#### DATA SECTION:
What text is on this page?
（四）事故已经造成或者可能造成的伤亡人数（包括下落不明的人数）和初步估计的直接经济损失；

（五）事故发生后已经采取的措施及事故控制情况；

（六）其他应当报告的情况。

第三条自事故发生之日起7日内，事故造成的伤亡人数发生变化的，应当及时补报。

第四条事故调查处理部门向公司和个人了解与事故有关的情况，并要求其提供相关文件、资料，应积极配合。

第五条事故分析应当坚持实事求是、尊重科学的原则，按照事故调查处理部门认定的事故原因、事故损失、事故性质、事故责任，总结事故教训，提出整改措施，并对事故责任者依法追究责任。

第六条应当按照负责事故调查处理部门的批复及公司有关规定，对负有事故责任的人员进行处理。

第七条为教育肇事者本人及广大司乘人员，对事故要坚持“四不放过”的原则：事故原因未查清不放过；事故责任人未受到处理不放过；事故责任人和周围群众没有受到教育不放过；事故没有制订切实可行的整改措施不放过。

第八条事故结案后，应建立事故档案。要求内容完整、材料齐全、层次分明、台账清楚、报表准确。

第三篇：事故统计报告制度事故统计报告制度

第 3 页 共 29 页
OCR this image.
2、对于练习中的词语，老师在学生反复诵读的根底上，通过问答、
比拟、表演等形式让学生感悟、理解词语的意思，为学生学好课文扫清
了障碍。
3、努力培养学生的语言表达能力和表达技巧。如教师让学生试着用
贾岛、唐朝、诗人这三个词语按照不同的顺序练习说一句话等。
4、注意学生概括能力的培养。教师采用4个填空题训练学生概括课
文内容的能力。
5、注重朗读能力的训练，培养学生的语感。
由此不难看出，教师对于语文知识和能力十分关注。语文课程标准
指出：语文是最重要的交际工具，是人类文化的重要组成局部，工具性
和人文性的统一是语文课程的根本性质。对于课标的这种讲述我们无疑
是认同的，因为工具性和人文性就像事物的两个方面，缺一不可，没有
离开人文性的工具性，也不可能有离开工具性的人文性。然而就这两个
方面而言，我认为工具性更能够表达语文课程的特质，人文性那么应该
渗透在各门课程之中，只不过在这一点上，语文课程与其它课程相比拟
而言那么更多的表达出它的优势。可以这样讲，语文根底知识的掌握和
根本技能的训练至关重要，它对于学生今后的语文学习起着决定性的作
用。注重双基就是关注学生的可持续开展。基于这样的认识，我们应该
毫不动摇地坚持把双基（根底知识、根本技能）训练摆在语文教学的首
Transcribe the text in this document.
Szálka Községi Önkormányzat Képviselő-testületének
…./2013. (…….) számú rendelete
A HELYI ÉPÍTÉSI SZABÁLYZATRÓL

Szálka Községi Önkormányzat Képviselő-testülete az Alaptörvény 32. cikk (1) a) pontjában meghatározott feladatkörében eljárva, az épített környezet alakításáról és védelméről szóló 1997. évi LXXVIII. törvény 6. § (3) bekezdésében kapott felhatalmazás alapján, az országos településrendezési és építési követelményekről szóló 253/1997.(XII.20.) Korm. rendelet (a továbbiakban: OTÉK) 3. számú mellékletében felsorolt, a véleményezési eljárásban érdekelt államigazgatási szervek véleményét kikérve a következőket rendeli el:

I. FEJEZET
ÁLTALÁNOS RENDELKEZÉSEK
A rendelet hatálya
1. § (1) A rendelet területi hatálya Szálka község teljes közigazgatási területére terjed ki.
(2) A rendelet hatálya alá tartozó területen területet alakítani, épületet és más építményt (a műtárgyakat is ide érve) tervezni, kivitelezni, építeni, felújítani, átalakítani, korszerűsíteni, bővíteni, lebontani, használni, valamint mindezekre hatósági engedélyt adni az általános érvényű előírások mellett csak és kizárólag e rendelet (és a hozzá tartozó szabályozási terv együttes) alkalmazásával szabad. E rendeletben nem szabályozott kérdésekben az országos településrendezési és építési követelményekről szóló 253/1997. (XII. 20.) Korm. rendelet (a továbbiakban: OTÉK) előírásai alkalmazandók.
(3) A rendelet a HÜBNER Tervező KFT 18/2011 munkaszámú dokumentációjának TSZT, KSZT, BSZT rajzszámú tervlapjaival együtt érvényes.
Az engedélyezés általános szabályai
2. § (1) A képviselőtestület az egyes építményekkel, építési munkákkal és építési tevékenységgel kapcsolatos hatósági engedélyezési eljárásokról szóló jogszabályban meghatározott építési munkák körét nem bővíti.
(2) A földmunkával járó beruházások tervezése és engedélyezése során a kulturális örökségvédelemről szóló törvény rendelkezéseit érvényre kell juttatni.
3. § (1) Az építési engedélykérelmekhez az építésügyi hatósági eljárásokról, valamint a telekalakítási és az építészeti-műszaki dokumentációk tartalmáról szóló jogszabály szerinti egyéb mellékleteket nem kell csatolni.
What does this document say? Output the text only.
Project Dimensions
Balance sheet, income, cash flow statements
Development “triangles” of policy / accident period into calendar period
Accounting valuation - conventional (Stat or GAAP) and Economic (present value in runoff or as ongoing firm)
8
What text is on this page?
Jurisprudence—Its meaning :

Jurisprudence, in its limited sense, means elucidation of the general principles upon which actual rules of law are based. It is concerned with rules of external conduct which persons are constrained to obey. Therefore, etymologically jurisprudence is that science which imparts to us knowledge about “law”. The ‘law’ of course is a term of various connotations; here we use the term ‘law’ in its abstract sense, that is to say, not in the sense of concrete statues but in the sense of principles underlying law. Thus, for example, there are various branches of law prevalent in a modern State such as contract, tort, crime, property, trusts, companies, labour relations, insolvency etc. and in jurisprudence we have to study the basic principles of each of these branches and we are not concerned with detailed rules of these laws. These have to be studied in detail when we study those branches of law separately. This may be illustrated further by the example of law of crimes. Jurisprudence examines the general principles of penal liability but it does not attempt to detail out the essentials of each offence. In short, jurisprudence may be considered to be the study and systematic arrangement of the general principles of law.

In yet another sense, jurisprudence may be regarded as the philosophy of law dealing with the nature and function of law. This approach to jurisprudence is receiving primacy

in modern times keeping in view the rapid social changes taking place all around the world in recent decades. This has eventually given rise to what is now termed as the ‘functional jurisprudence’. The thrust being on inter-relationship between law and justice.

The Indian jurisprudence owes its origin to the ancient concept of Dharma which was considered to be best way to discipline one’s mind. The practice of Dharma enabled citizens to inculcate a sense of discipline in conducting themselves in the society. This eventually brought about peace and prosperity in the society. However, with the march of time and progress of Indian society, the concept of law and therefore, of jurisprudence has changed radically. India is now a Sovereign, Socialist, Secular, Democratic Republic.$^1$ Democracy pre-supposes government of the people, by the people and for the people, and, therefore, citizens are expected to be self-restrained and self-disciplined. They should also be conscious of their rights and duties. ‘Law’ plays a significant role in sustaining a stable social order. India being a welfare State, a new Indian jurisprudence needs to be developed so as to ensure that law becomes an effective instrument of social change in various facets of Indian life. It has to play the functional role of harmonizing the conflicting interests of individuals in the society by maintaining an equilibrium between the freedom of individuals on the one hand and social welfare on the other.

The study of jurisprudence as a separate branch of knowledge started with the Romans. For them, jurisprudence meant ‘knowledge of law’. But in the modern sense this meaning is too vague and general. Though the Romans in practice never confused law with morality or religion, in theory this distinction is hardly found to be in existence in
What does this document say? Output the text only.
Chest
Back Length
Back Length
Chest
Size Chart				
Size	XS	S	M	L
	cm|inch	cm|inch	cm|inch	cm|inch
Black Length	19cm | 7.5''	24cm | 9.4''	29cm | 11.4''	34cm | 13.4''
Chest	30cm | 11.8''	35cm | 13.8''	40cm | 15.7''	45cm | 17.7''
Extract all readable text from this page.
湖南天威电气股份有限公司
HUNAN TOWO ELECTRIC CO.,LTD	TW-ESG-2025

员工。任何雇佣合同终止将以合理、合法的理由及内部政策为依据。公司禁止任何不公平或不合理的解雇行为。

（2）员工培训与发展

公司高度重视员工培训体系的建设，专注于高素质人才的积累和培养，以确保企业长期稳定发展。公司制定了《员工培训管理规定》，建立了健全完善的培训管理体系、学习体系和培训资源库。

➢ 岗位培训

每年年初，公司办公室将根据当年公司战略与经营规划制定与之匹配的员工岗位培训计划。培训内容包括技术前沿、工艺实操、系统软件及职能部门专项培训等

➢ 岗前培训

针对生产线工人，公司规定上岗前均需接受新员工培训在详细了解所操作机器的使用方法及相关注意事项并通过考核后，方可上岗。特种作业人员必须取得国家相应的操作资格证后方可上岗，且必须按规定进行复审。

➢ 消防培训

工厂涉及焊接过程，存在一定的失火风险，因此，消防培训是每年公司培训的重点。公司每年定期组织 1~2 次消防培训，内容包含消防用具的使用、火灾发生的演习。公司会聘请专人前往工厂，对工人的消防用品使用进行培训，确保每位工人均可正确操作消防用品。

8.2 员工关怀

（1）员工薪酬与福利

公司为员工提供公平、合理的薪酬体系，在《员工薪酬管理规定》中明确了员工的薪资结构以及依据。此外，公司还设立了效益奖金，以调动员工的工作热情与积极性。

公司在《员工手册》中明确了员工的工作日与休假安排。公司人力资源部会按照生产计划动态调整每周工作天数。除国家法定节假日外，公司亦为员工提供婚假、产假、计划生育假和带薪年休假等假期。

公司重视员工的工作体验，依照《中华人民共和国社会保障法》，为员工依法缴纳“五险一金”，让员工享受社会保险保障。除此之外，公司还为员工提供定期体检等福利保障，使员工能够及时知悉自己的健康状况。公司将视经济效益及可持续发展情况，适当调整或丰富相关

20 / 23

#### GIVEN INSTRUCTION:
Scan the lines above for "szóló", then copy every one that has it.

#### ANSWER FOR THIS EXERCISE:
Szálka Községi Önkormányzat Képviselő-testülete az Alaptörvény 32. cikk (1) a) pontjában meghatározott feladatkörében eljárva, az épített környezet alakításáról és védelméről szóló 1997. évi LXXVIII. törvény 6. § (3) bekezdésében kapott felhatalmazás alapján, az országos településrendezési és építési követelményekről szóló 253/1997.(XII.20.) Korm. rendelet (a továbbiakban: OTÉK) 3. számú mellékletében felsorolt, a véleményezési eljárásban érdekelt államigazgatási szervek véleményét kikérve a következőket rendeli el:
(2) A rendelet hatálya alá tartozó területen területet alakítani, épületet és más építményt (a műtárgyakat is ide érve) tervezni, kivitelezni, építeni, felújítani, átalakítani, korszerűsíteni, bővíteni, lebontani, használni, valamint mindezekre hatósági engedélyt adni az általános érvényű előírások mellett csak és kizárólag e rendelet (és a hozzá tartozó szabályozási terv együttes) alkalmazásával szabad. E rendeletben nem szabályozott kérdésekben az országos településrendezési és építési követelményekről szóló 253/1997. (XII. 20.) Korm. rendelet (a továbbiakban: OTÉK) előírásai alkalmazandók.
2. § (1) A képviselőtestület az egyes építményekkel, építési munkákkal és építési tevékenységgel kapcsolatos hatósági engedélyezési eljárásokról szóló jogszabályban meghatározott építési munkák körét nem bővíti.
(2) A földmunkával járó beruházások tervezése és engedélyezése során a kulturális örökségvédelemről szóló törvény rendelkezéseit érvényre kell juttatni.
3. § (1) Az építési engedélykérelmekhez az építésügyi hatósági eljárásokról, valamint a telekalakítási és az építészeti-műszaki dokumentációk tartalmáról szóló jogszabály szerinti egyéb mellékleteket nem kell csatolni.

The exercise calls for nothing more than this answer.